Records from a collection
▼

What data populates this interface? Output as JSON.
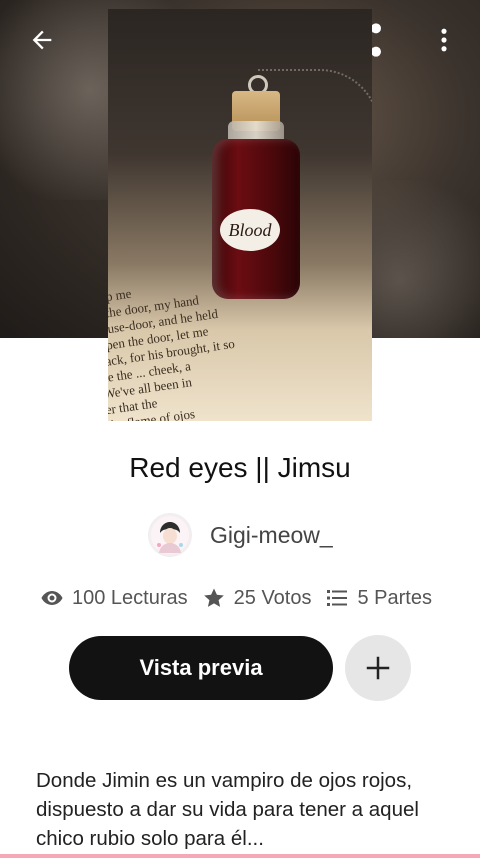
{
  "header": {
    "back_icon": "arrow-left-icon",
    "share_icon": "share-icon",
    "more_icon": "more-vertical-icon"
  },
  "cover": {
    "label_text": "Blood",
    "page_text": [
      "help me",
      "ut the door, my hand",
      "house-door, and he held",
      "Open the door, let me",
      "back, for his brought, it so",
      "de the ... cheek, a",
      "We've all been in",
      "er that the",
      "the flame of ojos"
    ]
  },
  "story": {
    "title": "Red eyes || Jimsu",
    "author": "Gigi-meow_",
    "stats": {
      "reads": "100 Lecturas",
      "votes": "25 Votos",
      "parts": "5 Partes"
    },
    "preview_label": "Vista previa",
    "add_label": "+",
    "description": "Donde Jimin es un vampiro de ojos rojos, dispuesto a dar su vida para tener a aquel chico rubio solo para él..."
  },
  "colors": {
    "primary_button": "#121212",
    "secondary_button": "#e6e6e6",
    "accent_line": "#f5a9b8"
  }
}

▲
▼

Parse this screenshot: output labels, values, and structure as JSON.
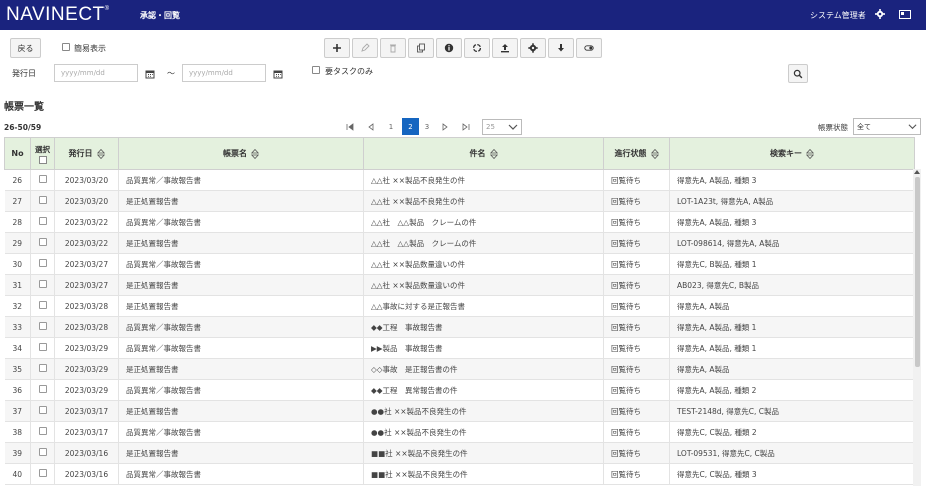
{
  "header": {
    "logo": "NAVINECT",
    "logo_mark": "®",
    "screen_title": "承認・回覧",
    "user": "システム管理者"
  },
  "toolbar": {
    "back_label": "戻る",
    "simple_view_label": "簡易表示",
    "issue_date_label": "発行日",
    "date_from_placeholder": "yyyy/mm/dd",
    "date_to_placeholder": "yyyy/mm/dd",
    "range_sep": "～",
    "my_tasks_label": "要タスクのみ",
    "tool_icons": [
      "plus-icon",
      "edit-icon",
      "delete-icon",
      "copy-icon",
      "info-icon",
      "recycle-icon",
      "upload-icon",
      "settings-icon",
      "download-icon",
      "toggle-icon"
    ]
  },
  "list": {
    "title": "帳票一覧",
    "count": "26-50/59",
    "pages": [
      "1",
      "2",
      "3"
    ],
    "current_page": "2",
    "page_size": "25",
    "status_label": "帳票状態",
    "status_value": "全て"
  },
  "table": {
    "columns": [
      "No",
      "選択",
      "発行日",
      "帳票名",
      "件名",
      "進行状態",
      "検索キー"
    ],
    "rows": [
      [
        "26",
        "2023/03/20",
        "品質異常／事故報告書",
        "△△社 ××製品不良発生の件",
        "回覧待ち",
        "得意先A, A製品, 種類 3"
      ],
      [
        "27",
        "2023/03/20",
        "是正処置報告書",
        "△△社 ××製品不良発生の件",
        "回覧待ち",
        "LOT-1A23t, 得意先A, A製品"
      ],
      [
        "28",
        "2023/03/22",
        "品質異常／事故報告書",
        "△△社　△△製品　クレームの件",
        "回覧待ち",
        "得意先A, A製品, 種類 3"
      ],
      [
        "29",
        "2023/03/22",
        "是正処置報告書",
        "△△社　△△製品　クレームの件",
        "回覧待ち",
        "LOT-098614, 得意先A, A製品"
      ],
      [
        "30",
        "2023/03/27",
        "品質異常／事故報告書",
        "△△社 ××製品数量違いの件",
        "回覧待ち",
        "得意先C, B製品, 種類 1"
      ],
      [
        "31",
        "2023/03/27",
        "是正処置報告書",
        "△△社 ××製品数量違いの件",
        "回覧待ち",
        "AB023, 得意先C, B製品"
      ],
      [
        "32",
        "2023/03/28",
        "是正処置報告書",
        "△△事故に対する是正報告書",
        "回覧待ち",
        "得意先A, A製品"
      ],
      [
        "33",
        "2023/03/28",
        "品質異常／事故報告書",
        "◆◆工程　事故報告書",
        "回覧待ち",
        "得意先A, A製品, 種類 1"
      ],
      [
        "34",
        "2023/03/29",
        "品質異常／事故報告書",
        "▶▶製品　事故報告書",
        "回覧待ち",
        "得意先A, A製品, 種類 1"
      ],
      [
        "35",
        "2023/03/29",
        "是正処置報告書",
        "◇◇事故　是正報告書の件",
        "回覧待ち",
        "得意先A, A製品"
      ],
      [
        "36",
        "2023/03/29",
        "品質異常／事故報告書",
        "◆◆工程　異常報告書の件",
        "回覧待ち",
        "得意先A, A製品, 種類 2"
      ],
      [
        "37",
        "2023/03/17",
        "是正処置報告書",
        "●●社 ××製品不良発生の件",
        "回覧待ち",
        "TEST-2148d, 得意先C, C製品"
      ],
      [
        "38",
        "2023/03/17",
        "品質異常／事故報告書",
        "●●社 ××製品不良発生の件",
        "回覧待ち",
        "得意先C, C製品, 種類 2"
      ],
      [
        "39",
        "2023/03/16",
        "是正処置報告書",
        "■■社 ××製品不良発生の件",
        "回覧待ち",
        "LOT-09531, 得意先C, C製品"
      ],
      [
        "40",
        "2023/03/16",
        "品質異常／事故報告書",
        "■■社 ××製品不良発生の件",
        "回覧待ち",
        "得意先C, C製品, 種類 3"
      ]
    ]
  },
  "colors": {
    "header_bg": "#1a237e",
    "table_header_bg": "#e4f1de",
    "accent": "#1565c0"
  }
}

▲

Isolate the lines that hold the word "JSON" and copy all of them.

#### The reply
What data populates this interface? Output as JSON.
Parse this screenshot: output labels, values, and structure as JSON.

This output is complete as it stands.